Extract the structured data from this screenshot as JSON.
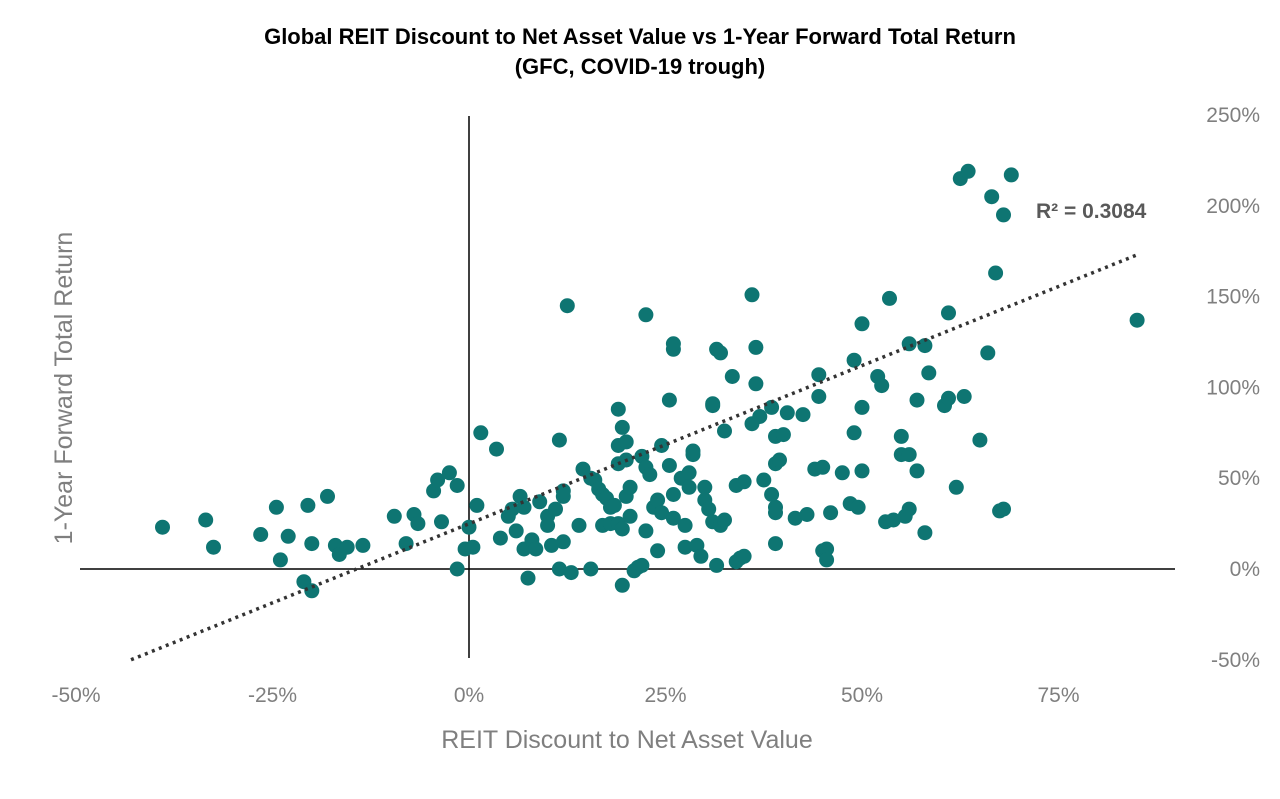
{
  "chart_data": {
    "type": "scatter",
    "title": "Global REIT Discount to Net Asset Value vs 1-Year Forward Total Return",
    "subtitle": "(GFC, COVID-19 trough)",
    "xlabel": "REIT Discount to Net Asset Value",
    "ylabel": "1-Year Forward Total Return",
    "xlim": [
      -0.5,
      0.9
    ],
    "ylim": [
      -0.5,
      2.5
    ],
    "x_ticks": [
      -0.5,
      -0.25,
      0,
      0.25,
      0.5,
      0.75
    ],
    "x_tick_labels": [
      "-50%",
      "-25%",
      "0%",
      "25%",
      "50%",
      "75%"
    ],
    "y_ticks": [
      -0.5,
      0,
      0.5,
      1.0,
      1.5,
      2.0,
      2.5
    ],
    "y_tick_labels": [
      "-50%",
      "0%",
      "50%",
      "100%",
      "150%",
      "200%",
      "250%"
    ],
    "grid": false,
    "legend": "none",
    "marker_color": "#0e7572",
    "trendline": {
      "style": "dotted",
      "color": "#333333",
      "points": [
        [
          -0.43,
          -0.5
        ],
        [
          0.85,
          1.73
        ]
      ]
    },
    "annotation": "R² = 0.3084",
    "points": [
      [
        -0.39,
        0.23
      ],
      [
        -0.335,
        0.27
      ],
      [
        -0.325,
        0.12
      ],
      [
        -0.265,
        0.19
      ],
      [
        -0.245,
        0.34
      ],
      [
        -0.24,
        0.05
      ],
      [
        -0.23,
        0.18
      ],
      [
        -0.21,
        -0.07
      ],
      [
        -0.205,
        0.35
      ],
      [
        -0.2,
        -0.12
      ],
      [
        -0.2,
        0.14
      ],
      [
        -0.18,
        0.4
      ],
      [
        -0.17,
        0.13
      ],
      [
        -0.165,
        0.08
      ],
      [
        -0.155,
        0.12
      ],
      [
        -0.135,
        0.13
      ],
      [
        -0.095,
        0.29
      ],
      [
        -0.08,
        0.14
      ],
      [
        -0.07,
        0.3
      ],
      [
        -0.065,
        0.25
      ],
      [
        -0.045,
        0.43
      ],
      [
        -0.04,
        0.49
      ],
      [
        -0.035,
        0.26
      ],
      [
        -0.025,
        0.53
      ],
      [
        -0.015,
        0.46
      ],
      [
        -0.015,
        0.0
      ],
      [
        -0.0,
        0.23
      ],
      [
        -0.005,
        0.11
      ],
      [
        0.005,
        0.12
      ],
      [
        0.01,
        0.35
      ],
      [
        0.015,
        0.75
      ],
      [
        0.035,
        0.66
      ],
      [
        0.04,
        0.17
      ],
      [
        0.05,
        0.29
      ],
      [
        0.055,
        0.33
      ],
      [
        0.065,
        0.4
      ],
      [
        0.06,
        0.21
      ],
      [
        0.07,
        0.34
      ],
      [
        0.07,
        0.11
      ],
      [
        0.075,
        -0.05
      ],
      [
        0.08,
        0.16
      ],
      [
        0.085,
        0.11
      ],
      [
        0.09,
        0.37
      ],
      [
        0.1,
        0.29
      ],
      [
        0.1,
        0.24
      ],
      [
        0.105,
        0.13
      ],
      [
        0.11,
        0.33
      ],
      [
        0.115,
        0.71
      ],
      [
        0.115,
        0.0
      ],
      [
        0.12,
        0.15
      ],
      [
        0.12,
        0.4
      ],
      [
        0.12,
        0.43
      ],
      [
        0.125,
        1.45
      ],
      [
        0.13,
        -0.02
      ],
      [
        0.14,
        0.24
      ],
      [
        0.145,
        0.55
      ],
      [
        0.155,
        0.0
      ],
      [
        0.155,
        0.5
      ],
      [
        0.16,
        0.49
      ],
      [
        0.165,
        0.44
      ],
      [
        0.17,
        0.41
      ],
      [
        0.17,
        0.24
      ],
      [
        0.175,
        0.39
      ],
      [
        0.18,
        0.25
      ],
      [
        0.18,
        0.34
      ],
      [
        0.185,
        0.35
      ],
      [
        0.19,
        0.88
      ],
      [
        0.19,
        0.68
      ],
      [
        0.19,
        0.58
      ],
      [
        0.19,
        0.25
      ],
      [
        0.195,
        -0.09
      ],
      [
        0.195,
        0.78
      ],
      [
        0.195,
        0.22
      ],
      [
        0.2,
        0.7
      ],
      [
        0.2,
        0.6
      ],
      [
        0.2,
        0.4
      ],
      [
        0.205,
        0.29
      ],
      [
        0.205,
        0.45
      ],
      [
        0.21,
        -0.01
      ],
      [
        0.215,
        0.01
      ],
      [
        0.22,
        0.62
      ],
      [
        0.22,
        0.02
      ],
      [
        0.225,
        1.4
      ],
      [
        0.225,
        0.56
      ],
      [
        0.225,
        0.21
      ],
      [
        0.23,
        0.52
      ],
      [
        0.235,
        0.34
      ],
      [
        0.24,
        0.1
      ],
      [
        0.24,
        0.38
      ],
      [
        0.245,
        0.31
      ],
      [
        0.245,
        0.68
      ],
      [
        0.255,
        0.93
      ],
      [
        0.255,
        0.57
      ],
      [
        0.26,
        0.41
      ],
      [
        0.26,
        1.21
      ],
      [
        0.26,
        1.24
      ],
      [
        0.26,
        0.28
      ],
      [
        0.27,
        0.5
      ],
      [
        0.275,
        0.24
      ],
      [
        0.275,
        0.12
      ],
      [
        0.28,
        0.53
      ],
      [
        0.28,
        0.45
      ],
      [
        0.285,
        0.63
      ],
      [
        0.285,
        0.65
      ],
      [
        0.29,
        0.13
      ],
      [
        0.295,
        0.07
      ],
      [
        0.3,
        0.45
      ],
      [
        0.3,
        0.38
      ],
      [
        0.305,
        0.33
      ],
      [
        0.31,
        0.91
      ],
      [
        0.31,
        0.9
      ],
      [
        0.31,
        0.26
      ],
      [
        0.315,
        0.02
      ],
      [
        0.315,
        1.21
      ],
      [
        0.32,
        0.24
      ],
      [
        0.32,
        1.19
      ],
      [
        0.325,
        0.76
      ],
      [
        0.325,
        0.27
      ],
      [
        0.335,
        1.06
      ],
      [
        0.34,
        0.46
      ],
      [
        0.34,
        0.04
      ],
      [
        0.345,
        0.06
      ],
      [
        0.35,
        0.07
      ],
      [
        0.35,
        0.48
      ],
      [
        0.36,
        0.8
      ],
      [
        0.36,
        1.51
      ],
      [
        0.365,
        1.22
      ],
      [
        0.365,
        1.02
      ],
      [
        0.37,
        0.84
      ],
      [
        0.375,
        0.49
      ],
      [
        0.385,
        0.41
      ],
      [
        0.385,
        0.89
      ],
      [
        0.39,
        0.58
      ],
      [
        0.39,
        0.73
      ],
      [
        0.39,
        0.14
      ],
      [
        0.39,
        0.34
      ],
      [
        0.39,
        0.31
      ],
      [
        0.395,
        0.6
      ],
      [
        0.4,
        0.74
      ],
      [
        0.405,
        0.86
      ],
      [
        0.415,
        0.28
      ],
      [
        0.425,
        0.85
      ],
      [
        0.43,
        0.3
      ],
      [
        0.44,
        0.55
      ],
      [
        0.445,
        1.07
      ],
      [
        0.445,
        0.95
      ],
      [
        0.45,
        0.56
      ],
      [
        0.45,
        0.1
      ],
      [
        0.455,
        0.11
      ],
      [
        0.455,
        0.05
      ],
      [
        0.46,
        0.31
      ],
      [
        0.475,
        0.53
      ],
      [
        0.485,
        0.36
      ],
      [
        0.49,
        1.15
      ],
      [
        0.49,
        0.75
      ],
      [
        0.495,
        0.34
      ],
      [
        0.5,
        1.35
      ],
      [
        0.5,
        0.89
      ],
      [
        0.5,
        0.54
      ],
      [
        0.52,
        1.06
      ],
      [
        0.525,
        1.01
      ],
      [
        0.53,
        0.26
      ],
      [
        0.535,
        1.49
      ],
      [
        0.54,
        0.27
      ],
      [
        0.55,
        0.73
      ],
      [
        0.55,
        0.63
      ],
      [
        0.555,
        0.29
      ],
      [
        0.56,
        1.24
      ],
      [
        0.56,
        0.63
      ],
      [
        0.56,
        0.33
      ],
      [
        0.57,
        0.93
      ],
      [
        0.57,
        0.54
      ],
      [
        0.58,
        1.23
      ],
      [
        0.58,
        0.2
      ],
      [
        0.585,
        1.08
      ],
      [
        0.605,
        0.9
      ],
      [
        0.61,
        0.94
      ],
      [
        0.61,
        1.41
      ],
      [
        0.62,
        0.45
      ],
      [
        0.625,
        2.15
      ],
      [
        0.635,
        2.19
      ],
      [
        0.63,
        0.95
      ],
      [
        0.65,
        0.71
      ],
      [
        0.66,
        1.19
      ],
      [
        0.665,
        2.05
      ],
      [
        0.67,
        1.63
      ],
      [
        0.675,
        0.32
      ],
      [
        0.68,
        0.33
      ],
      [
        0.68,
        1.95
      ],
      [
        0.69,
        2.17
      ],
      [
        0.85,
        1.37
      ]
    ]
  }
}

▬▬▬

## TASK TO CARRY OUT
Copy each line containing the word "Forward" from the data.

## EXERCISE RESPONSE
    "title": "Global REIT Discount to Net Asset Value vs 1-Year Forward Total Return",
    "ylabel": "1-Year Forward Total Return",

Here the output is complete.